--- begin ---
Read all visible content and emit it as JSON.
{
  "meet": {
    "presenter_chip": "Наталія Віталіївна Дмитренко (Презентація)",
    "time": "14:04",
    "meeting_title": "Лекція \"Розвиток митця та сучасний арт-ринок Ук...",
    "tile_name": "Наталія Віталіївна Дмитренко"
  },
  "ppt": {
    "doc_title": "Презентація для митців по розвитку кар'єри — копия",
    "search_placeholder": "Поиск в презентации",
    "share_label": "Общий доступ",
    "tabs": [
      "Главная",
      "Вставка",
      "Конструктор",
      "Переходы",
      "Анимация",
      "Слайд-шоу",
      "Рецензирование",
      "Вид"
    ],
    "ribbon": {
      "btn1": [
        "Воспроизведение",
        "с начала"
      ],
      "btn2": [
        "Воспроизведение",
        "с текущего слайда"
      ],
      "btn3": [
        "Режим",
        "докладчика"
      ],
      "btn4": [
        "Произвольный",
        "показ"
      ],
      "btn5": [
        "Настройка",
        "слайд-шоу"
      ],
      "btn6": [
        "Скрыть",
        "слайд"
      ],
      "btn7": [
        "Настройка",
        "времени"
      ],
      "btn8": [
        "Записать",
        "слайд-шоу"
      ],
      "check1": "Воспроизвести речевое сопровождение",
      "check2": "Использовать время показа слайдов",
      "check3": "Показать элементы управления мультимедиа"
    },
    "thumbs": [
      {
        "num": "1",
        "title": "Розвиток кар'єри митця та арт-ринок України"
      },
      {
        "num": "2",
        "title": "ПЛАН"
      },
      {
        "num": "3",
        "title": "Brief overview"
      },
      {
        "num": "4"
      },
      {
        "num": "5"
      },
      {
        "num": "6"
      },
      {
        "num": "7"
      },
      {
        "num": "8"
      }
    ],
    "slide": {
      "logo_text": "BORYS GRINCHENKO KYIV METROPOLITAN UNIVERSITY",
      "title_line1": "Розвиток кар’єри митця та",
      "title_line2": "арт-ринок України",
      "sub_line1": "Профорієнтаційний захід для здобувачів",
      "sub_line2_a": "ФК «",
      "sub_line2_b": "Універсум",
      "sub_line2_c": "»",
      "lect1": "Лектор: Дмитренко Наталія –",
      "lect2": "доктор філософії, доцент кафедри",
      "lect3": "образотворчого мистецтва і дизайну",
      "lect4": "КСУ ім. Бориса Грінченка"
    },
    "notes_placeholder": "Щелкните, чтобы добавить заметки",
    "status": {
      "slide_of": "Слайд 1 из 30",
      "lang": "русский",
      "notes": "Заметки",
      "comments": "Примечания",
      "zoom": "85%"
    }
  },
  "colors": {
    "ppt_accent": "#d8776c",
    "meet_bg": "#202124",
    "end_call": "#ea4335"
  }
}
--- end ---
• **Requirement**: Copy out every line where the word "Дмитренко" occurs.

• **Exercise answer**:
    "presenter_chip": "Наталія Віталіївна Дмитренко (Презентація)",
    "tile_name": "Наталія Віталіївна Дмитренко"
      "lect1": "Лектор: Дмитренко Наталія –",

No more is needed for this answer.